● **Objective**
Word for word, print each line of the listing below; pictures stay out.

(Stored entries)

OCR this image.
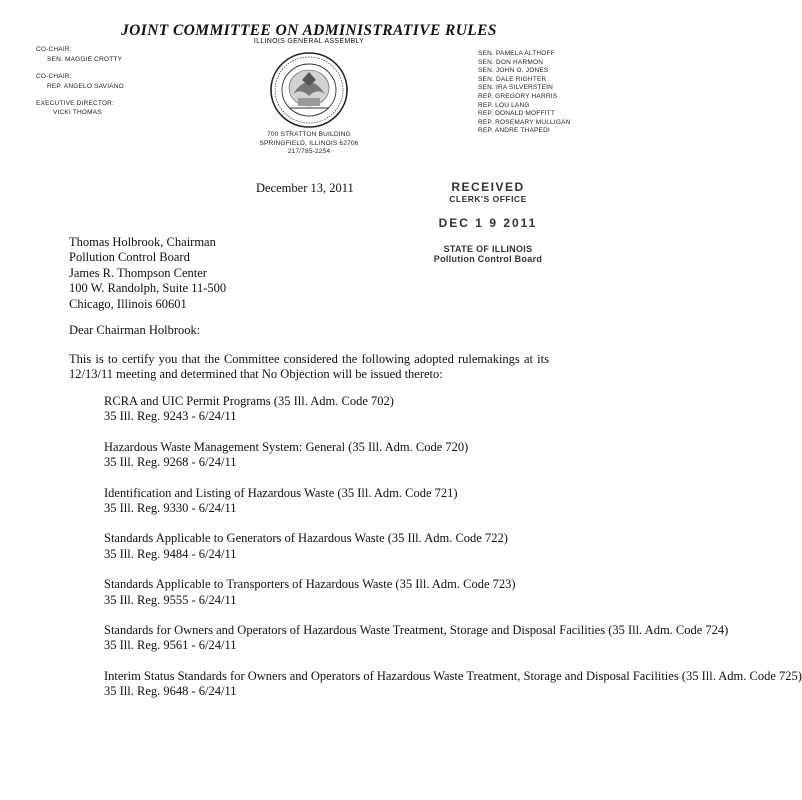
JOINT COMMITTEE ON ADMINISTRATIVE RULES
ILLINOIS GENERAL ASSEMBLY
CO-CHAIR:
SEN. MAGGIE CROTTY
CO-CHAIR:
REP. ANGELO SAVIANO
EXECUTIVE DIRECTOR:
VICKI THOMAS
SEN. PAMELA ALTHOFF
SEN. DON HARMON
SEN. JOHN O. JONES
SEN. DALE RIGHTER
SEN. IRA SILVERSTEIN
REP. GREGORY HARRIS
REP. LOU LANG
REP. DONALD MOFFITT
REP. ROSEMARY MULLIGAN
REP. ANDRE THAPEDI
700 STRATTON BUILDING
SPRINGFIELD, ILLINOIS 62706
217/785-2254
December 13, 2011	RECEIVED
CLERK'S OFFICE
DEC 1 9 2011
STATE OF ILLINOIS
Pollution Control Board
Thomas Holbrook, Chairman
Pollution Control Board
James R. Thompson Center
100 W. Randolph, Suite 11-500
Chicago, Illinois 60601
Dear Chairman Holbrook:
This is to certify you that the Committee considered the following adopted rulemakings at its 12/13/11 meeting and determined that No Objection will be issued thereto:
RCRA and UIC Permit Programs (35 Ill. Adm. Code 702)
35 Ill. Reg. 9243 - 6/24/11
Hazardous Waste Management System: General (35 Ill. Adm. Code 720)
35 Ill. Reg. 9268 - 6/24/11
Identification and Listing of Hazardous Waste (35 Ill. Adm. Code 721)
35 Ill. Reg. 9330 - 6/24/11
Standards Applicable to Generators of Hazardous Waste (35 Ill. Adm. Code 722)
35 Ill. Reg. 9484 - 6/24/11
Standards Applicable to Transporters of Hazardous Waste (35 Ill. Adm. Code 723)
35 Ill. Reg. 9555 - 6/24/11
Standards for Owners and Operators of Hazardous Waste Treatment, Storage and Disposal Facilities (35 Ill. Adm. Code 724)
35 Ill. Reg. 9561 - 6/24/11
Interim Status Standards for Owners and Operators of Hazardous Waste Treatment, Storage and Disposal Facilities (35 Ill. Adm. Code 725)
35 Ill. Reg. 9648 - 6/24/11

● **Solution for this task**
OCR this image.
JOINT COMMITTEE ON ADMINISTRATIVE RULES
ILLINOIS GENERAL ASSEMBLY
CO-CHAIR:
SEN. MAGGIE CROTTY
CO-CHAIR:
REP. ANGELO SAVIANO
EXECUTIVE DIRECTOR:
VICKI THOMAS
SEN. PAMELA ALTHOFF
SEN. DON HARMON
SEN. JOHN O. JONES
SEN. DALE RIGHTER
SEN. IRA SILVERSTEIN
REP. GREGORY HARRIS
REP. LOU LANG
REP. DONALD MOFFITT
REP. ROSEMARY MULLIGAN
REP. ANDRE THAPEDI
700 STRATTON BUILDING
SPRINGFIELD, ILLINOIS 62706
217/785-2254
December 13, 2011	RECEIVED
CLERK'S OFFICE
DEC 1 9 2011
STATE OF ILLINOIS
Pollution Control Board
Thomas Holbrook, Chairman
Pollution Control Board
James R. Thompson Center
100 W. Randolph, Suite 11-500
Chicago, Illinois 60601
Dear Chairman Holbrook:
This is to certify you that the Committee considered the following adopted rulemakings at its 12/13/11 meeting and determined that No Objection will be issued thereto:
RCRA and UIC Permit Programs (35 Ill. Adm. Code 702)
35 Ill. Reg. 9243 - 6/24/11
Hazardous Waste Management System: General (35 Ill. Adm. Code 720)
35 Ill. Reg. 9268 - 6/24/11
Identification and Listing of Hazardous Waste (35 Ill. Adm. Code 721)
35 Ill. Reg. 9330 - 6/24/11
Standards Applicable to Generators of Hazardous Waste (35 Ill. Adm. Code 722)
35 Ill. Reg. 9484 - 6/24/11
Standards Applicable to Transporters of Hazardous Waste (35 Ill. Adm. Code 723)
35 Ill. Reg. 9555 - 6/24/11
Standards for Owners and Operators of Hazardous Waste Treatment, Storage and Disposal Facilities (35 Ill. Adm. Code 724)
35 Ill. Reg. 9561 - 6/24/11
Interim Status Standards for Owners and Operators of Hazardous Waste Treatment, Storage and Disposal Facilities (35 Ill. Adm. Code 725)
35 Ill. Reg. 9648 - 6/24/11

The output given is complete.